▸ **Goal**: In the listing below, locate the lines bearing the word "JSON". Copy every one of them.

▸ **Listed records**:
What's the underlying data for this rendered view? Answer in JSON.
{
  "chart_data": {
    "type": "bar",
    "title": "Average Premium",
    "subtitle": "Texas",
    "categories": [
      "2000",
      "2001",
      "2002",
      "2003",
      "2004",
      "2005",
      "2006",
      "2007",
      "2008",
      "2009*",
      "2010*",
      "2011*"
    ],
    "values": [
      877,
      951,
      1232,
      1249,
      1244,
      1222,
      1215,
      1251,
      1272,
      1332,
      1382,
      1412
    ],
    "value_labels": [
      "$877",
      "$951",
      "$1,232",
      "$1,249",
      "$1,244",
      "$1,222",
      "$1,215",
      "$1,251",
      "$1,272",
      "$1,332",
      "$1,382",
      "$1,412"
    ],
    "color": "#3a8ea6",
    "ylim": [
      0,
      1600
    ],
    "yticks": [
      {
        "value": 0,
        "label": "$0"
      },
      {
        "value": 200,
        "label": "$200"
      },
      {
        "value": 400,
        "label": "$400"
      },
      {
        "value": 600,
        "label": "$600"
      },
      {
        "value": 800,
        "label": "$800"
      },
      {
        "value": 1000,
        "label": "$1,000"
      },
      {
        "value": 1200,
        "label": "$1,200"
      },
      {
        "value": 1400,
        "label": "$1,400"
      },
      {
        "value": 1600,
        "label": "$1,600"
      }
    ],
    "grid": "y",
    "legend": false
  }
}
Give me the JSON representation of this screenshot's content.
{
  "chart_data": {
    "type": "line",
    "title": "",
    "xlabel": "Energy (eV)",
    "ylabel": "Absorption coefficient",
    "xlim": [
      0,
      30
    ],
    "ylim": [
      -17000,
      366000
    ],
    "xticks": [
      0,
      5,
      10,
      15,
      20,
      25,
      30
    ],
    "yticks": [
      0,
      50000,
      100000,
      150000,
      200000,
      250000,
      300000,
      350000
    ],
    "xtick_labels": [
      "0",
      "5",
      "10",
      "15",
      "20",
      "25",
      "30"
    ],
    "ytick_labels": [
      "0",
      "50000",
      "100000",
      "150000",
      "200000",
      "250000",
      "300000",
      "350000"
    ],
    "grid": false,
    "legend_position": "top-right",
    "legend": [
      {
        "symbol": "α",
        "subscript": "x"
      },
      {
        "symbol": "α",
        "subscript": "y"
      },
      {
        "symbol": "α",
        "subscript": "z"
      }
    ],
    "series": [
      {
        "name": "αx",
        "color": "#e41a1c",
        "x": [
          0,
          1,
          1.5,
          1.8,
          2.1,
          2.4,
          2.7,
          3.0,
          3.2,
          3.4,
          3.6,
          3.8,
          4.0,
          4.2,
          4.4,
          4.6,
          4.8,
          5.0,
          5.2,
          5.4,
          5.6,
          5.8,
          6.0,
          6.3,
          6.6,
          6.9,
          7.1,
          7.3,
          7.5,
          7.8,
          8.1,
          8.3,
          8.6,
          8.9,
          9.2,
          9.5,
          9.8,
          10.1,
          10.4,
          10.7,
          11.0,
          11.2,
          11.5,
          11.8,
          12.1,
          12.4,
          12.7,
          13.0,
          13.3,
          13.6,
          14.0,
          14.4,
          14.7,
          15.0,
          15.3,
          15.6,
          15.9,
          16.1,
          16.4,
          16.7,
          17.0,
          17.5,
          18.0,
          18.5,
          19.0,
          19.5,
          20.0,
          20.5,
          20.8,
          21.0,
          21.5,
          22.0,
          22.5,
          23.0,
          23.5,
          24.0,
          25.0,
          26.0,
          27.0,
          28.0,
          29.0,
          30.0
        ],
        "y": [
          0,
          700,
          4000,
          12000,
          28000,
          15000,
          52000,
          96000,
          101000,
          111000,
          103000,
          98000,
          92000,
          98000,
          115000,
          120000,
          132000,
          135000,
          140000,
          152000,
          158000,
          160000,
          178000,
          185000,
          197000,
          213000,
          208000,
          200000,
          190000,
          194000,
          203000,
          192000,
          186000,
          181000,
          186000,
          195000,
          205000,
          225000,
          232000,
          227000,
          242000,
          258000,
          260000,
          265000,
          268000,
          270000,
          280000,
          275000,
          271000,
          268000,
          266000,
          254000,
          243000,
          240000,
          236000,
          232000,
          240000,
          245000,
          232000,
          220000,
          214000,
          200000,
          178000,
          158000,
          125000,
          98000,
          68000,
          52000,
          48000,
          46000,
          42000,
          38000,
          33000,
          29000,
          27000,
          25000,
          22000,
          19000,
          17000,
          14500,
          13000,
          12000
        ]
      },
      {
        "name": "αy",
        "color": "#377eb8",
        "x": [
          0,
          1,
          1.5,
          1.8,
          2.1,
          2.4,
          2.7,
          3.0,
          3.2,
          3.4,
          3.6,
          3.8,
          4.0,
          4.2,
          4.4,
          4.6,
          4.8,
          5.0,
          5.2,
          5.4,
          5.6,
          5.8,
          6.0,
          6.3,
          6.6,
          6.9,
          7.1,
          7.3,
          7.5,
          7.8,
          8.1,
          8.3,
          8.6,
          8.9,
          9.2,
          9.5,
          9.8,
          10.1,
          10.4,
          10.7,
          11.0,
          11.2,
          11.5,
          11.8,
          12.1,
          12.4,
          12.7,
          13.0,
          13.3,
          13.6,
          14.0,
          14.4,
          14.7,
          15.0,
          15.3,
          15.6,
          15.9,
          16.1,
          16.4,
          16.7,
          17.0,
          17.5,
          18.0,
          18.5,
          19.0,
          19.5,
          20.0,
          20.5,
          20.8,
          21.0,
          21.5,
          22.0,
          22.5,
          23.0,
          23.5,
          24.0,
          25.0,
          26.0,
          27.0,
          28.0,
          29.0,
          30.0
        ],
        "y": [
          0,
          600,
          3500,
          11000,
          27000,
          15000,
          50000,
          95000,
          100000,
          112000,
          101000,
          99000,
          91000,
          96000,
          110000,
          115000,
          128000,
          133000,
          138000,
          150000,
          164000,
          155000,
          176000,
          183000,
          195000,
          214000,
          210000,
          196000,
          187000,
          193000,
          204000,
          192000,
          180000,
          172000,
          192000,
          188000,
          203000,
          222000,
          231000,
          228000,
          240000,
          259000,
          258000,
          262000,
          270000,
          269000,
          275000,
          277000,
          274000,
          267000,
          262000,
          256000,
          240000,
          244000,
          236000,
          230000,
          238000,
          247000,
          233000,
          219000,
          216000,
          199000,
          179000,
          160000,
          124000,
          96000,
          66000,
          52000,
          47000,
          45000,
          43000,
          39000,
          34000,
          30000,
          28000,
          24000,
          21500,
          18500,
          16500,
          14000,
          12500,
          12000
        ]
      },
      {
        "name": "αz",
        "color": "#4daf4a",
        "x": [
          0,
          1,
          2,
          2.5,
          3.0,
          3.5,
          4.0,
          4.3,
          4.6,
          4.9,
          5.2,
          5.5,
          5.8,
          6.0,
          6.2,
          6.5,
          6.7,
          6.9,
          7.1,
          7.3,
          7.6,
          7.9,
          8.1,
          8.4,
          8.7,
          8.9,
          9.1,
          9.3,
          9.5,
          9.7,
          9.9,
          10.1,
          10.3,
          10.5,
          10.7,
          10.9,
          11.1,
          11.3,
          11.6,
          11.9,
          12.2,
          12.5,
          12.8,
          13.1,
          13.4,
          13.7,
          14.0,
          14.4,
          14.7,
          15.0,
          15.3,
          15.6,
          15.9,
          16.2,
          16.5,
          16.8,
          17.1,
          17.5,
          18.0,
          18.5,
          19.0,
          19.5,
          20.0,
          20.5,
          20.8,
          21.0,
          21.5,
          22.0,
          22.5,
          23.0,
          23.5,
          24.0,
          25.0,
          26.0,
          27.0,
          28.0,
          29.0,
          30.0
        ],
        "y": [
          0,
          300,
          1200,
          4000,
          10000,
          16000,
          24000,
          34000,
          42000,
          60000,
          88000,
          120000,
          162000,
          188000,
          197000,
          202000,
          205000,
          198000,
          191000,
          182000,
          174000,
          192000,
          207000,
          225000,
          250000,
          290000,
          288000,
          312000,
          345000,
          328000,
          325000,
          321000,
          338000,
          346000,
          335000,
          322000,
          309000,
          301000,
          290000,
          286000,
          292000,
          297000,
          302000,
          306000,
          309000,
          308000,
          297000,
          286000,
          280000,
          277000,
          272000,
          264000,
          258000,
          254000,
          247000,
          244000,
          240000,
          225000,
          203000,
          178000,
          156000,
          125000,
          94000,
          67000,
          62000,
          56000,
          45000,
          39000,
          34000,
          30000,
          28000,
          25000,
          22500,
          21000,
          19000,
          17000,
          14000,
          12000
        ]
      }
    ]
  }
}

▸ **Solution to the exercise**:
What's the underlying data for this rendered view? Answer in JSON.
Give me the JSON representation of this screenshot's content.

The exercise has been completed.